- [WRITTEN REQUEST]: What is needed here is an exact copy of every entry.

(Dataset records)
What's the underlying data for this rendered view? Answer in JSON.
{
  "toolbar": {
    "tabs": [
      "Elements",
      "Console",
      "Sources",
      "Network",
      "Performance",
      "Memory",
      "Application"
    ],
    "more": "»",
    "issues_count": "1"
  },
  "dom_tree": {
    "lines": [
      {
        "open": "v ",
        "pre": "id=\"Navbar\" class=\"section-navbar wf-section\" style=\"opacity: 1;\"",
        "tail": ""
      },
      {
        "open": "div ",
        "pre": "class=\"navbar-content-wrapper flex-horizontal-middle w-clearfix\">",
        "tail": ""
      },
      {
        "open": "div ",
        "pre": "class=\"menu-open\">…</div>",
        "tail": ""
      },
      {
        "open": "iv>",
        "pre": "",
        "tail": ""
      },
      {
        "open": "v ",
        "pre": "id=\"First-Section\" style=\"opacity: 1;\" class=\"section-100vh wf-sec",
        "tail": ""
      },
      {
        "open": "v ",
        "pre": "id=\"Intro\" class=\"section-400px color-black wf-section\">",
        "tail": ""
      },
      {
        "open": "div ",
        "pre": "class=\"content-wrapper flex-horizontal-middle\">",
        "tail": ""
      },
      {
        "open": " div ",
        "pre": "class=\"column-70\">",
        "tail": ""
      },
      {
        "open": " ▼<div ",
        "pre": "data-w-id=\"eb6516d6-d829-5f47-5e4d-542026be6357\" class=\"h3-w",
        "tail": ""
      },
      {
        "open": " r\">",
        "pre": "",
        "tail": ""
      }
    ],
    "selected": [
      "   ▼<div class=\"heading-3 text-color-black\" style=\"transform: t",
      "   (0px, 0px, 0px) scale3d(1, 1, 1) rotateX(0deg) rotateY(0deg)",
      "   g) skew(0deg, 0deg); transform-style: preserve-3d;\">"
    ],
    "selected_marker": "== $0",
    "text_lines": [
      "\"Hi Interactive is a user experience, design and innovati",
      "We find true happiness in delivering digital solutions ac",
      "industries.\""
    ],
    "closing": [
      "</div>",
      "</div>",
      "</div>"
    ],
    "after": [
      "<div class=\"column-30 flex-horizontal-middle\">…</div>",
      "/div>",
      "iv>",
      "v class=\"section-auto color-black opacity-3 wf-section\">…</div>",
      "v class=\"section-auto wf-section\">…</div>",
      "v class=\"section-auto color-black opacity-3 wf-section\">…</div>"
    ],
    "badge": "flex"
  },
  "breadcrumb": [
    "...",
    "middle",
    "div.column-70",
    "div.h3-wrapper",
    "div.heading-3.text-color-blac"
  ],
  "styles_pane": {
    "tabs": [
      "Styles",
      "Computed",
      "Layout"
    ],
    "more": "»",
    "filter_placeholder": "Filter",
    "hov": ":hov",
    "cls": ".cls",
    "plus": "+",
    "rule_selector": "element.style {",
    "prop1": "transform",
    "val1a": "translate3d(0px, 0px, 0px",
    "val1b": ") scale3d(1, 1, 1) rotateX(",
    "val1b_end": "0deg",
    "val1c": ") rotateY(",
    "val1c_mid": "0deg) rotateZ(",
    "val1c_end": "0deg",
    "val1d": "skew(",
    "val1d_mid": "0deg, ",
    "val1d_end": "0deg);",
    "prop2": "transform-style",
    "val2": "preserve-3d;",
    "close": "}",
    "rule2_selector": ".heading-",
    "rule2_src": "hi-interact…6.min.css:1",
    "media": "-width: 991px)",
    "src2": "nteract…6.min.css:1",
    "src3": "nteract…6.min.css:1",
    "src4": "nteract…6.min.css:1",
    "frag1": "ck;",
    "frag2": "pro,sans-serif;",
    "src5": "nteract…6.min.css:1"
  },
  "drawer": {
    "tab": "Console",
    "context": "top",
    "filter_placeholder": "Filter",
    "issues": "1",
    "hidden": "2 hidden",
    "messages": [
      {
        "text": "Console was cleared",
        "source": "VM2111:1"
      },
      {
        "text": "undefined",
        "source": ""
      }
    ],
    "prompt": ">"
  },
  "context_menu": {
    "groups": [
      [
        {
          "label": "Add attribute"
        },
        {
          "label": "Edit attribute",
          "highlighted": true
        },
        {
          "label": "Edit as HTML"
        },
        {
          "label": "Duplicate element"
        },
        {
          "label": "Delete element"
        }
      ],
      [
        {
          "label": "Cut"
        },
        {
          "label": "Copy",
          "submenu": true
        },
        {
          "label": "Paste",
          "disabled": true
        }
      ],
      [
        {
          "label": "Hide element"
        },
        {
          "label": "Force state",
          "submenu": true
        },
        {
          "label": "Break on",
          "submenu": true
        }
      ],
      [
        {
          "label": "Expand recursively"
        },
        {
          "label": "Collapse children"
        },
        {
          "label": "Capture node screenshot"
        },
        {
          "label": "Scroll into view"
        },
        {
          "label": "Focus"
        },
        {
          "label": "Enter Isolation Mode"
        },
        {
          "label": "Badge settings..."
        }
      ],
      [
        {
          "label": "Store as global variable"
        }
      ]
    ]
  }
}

- [COMPLETE ANSWER]:
What's the underlying data for this rendered view? Answer in JSON.
{
  "toolbar": {
    "tabs": [
      "Elements",
      "Console",
      "Sources",
      "Network",
      "Performance",
      "Memory",
      "Application"
    ],
    "more": "»",
    "issues_count": "1"
  },
  "dom_tree": {
    "lines": [
      {
        "open": "v ",
        "pre": "id=\"Navbar\" class=\"section-navbar wf-section\" style=\"opacity: 1;\"",
        "tail": ""
      },
      {
        "open": "div ",
        "pre": "class=\"navbar-content-wrapper flex-horizontal-middle w-clearfix\">",
        "tail": ""
      },
      {
        "open": "div ",
        "pre": "class=\"menu-open\">…</div>",
        "tail": ""
      },
      {
        "open": "iv>",
        "pre": "",
        "tail": ""
      },
      {
        "open": "v ",
        "pre": "id=\"First-Section\" style=\"opacity: 1;\" class=\"section-100vh wf-sec",
        "tail": ""
      },
      {
        "open": "v ",
        "pre": "id=\"Intro\" class=\"section-400px color-black wf-section\">",
        "tail": ""
      },
      {
        "open": "div ",
        "pre": "class=\"content-wrapper flex-horizontal-middle\">",
        "tail": ""
      },
      {
        "open": " div ",
        "pre": "class=\"column-70\">",
        "tail": ""
      },
      {
        "open": " ▼<div ",
        "pre": "data-w-id=\"eb6516d6-d829-5f47-5e4d-542026be6357\" class=\"h3-w",
        "tail": ""
      },
      {
        "open": " r\">",
        "pre": "",
        "tail": ""
      }
    ],
    "selected": [
      "   ▼<div class=\"heading-3 text-color-black\" style=\"transform: t",
      "   (0px, 0px, 0px) scale3d(1, 1, 1) rotateX(0deg) rotateY(0deg)",
      "   g) skew(0deg, 0deg); transform-style: preserve-3d;\">"
    ],
    "selected_marker": "== $0",
    "text_lines": [
      "\"Hi Interactive is a user experience, design and innovati",
      "We find true happiness in delivering digital solutions ac",
      "industries.\""
    ],
    "closing": [
      "</div>",
      "</div>",
      "</div>"
    ],
    "after": [
      "<div class=\"column-30 flex-horizontal-middle\">…</div>",
      "/div>",
      "iv>",
      "v class=\"section-auto color-black opacity-3 wf-section\">…</div>",
      "v class=\"section-auto wf-section\">…</div>",
      "v class=\"section-auto color-black opacity-3 wf-section\">…</div>"
    ],
    "badge": "flex"
  },
  "breadcrumb": [
    "...",
    "middle",
    "div.column-70",
    "div.h3-wrapper",
    "div.heading-3.text-color-blac"
  ],
  "styles_pane": {
    "tabs": [
      "Styles",
      "Computed",
      "Layout"
    ],
    "more": "»",
    "filter_placeholder": "Filter",
    "hov": ":hov",
    "cls": ".cls",
    "plus": "+",
    "rule_selector": "element.style {",
    "prop1": "transform",
    "val1a": "translate3d(0px, 0px, 0px",
    "val1b": ") scale3d(1, 1, 1) rotateX(",
    "val1b_end": "0deg",
    "val1c": ") rotateY(",
    "val1c_mid": "0deg) rotateZ(",
    "val1c_end": "0deg",
    "val1d": "skew(",
    "val1d_mid": "0deg, ",
    "val1d_end": "0deg);",
    "prop2": "transform-style",
    "val2": "preserve-3d;",
    "close": "}",
    "rule2_selector": ".heading-",
    "rule2_src": "hi-interact…6.min.css:1",
    "media": "-width: 991px)",
    "src2": "nteract…6.min.css:1",
    "src3": "nteract…6.min.css:1",
    "src4": "nteract…6.min.css:1",
    "frag1": "ck;",
    "frag2": "pro,sans-serif;",
    "src5": "nteract…6.min.css:1"
  },
  "drawer": {
    "tab": "Console",
    "context": "top",
    "filter_placeholder": "Filter",
    "issues": "1",
    "hidden": "2 hidden",
    "messages": [
      {
        "text": "Console was cleared",
        "source": "VM2111:1"
      },
      {
        "text": "undefined",
        "source": ""
      }
    ],
    "prompt": ">"
  },
  "context_menu": {
    "groups": [
      [
        {
          "label": "Add attribute"
        },
        {
          "label": "Edit attribute",
          "highlighted": true
        },
        {
          "label": "Edit as HTML"
        },
        {
          "label": "Duplicate element"
        },
        {
          "label": "Delete element"
        }
      ],
      [
        {
          "label": "Cut"
        },
        {
          "label": "Copy",
          "submenu": true
        },
        {
          "label": "Paste",
          "disabled": true
        }
      ],
      [
        {
          "label": "Hide element"
        },
        {
          "label": "Force state",
          "submenu": true
        },
        {
          "label": "Break on",
          "submenu": true
        }
      ],
      [
        {
          "label": "Expand recursively"
        },
        {
          "label": "Collapse children"
        },
        {
          "label": "Capture node screenshot"
        },
        {
          "label": "Scroll into view"
        },
        {
          "label": "Focus"
        },
        {
          "label": "Enter Isolation Mode"
        },
        {
          "label": "Badge settings..."
        }
      ],
      [
        {
          "label": "Store as global variable"
        }
      ]
    ]
  }
}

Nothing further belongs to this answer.